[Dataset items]
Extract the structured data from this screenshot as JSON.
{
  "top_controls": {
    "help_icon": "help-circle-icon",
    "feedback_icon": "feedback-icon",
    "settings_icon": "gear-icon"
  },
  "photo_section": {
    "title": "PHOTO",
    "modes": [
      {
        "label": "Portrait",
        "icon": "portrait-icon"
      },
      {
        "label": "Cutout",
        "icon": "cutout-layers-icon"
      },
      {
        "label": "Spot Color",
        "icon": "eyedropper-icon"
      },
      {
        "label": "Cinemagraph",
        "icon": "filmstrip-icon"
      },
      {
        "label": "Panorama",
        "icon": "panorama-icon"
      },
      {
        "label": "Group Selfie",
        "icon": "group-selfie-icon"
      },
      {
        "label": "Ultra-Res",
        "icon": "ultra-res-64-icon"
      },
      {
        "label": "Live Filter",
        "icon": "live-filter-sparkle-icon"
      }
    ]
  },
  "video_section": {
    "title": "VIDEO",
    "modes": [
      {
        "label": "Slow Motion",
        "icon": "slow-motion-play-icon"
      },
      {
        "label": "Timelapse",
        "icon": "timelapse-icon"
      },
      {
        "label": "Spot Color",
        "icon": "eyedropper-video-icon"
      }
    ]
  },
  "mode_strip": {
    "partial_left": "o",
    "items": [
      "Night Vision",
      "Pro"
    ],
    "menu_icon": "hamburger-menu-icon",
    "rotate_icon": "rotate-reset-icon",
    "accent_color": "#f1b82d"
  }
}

*Set exercise*. Make an exact copy of the listing, including every line.

*Correct response*.
Extract the structured data from this screenshot as JSON.
{
  "top_controls": {
    "help_icon": "help-circle-icon",
    "feedback_icon": "feedback-icon",
    "settings_icon": "gear-icon"
  },
  "photo_section": {
    "title": "PHOTO",
    "modes": [
      {
        "label": "Portrait",
        "icon": "portrait-icon"
      },
      {
        "label": "Cutout",
        "icon": "cutout-layers-icon"
      },
      {
        "label": "Spot Color",
        "icon": "eyedropper-icon"
      },
      {
        "label": "Cinemagraph",
        "icon": "filmstrip-icon"
      },
      {
        "label": "Panorama",
        "icon": "panorama-icon"
      },
      {
        "label": "Group Selfie",
        "icon": "group-selfie-icon"
      },
      {
        "label": "Ultra-Res",
        "icon": "ultra-res-64-icon"
      },
      {
        "label": "Live Filter",
        "icon": "live-filter-sparkle-icon"
      }
    ]
  },
  "video_section": {
    "title": "VIDEO",
    "modes": [
      {
        "label": "Slow Motion",
        "icon": "slow-motion-play-icon"
      },
      {
        "label": "Timelapse",
        "icon": "timelapse-icon"
      },
      {
        "label": "Spot Color",
        "icon": "eyedropper-video-icon"
      }
    ]
  },
  "mode_strip": {
    "partial_left": "o",
    "items": [
      "Night Vision",
      "Pro"
    ],
    "menu_icon": "hamburger-menu-icon",
    "rotate_icon": "rotate-reset-icon",
    "accent_color": "#f1b82d"
  }
}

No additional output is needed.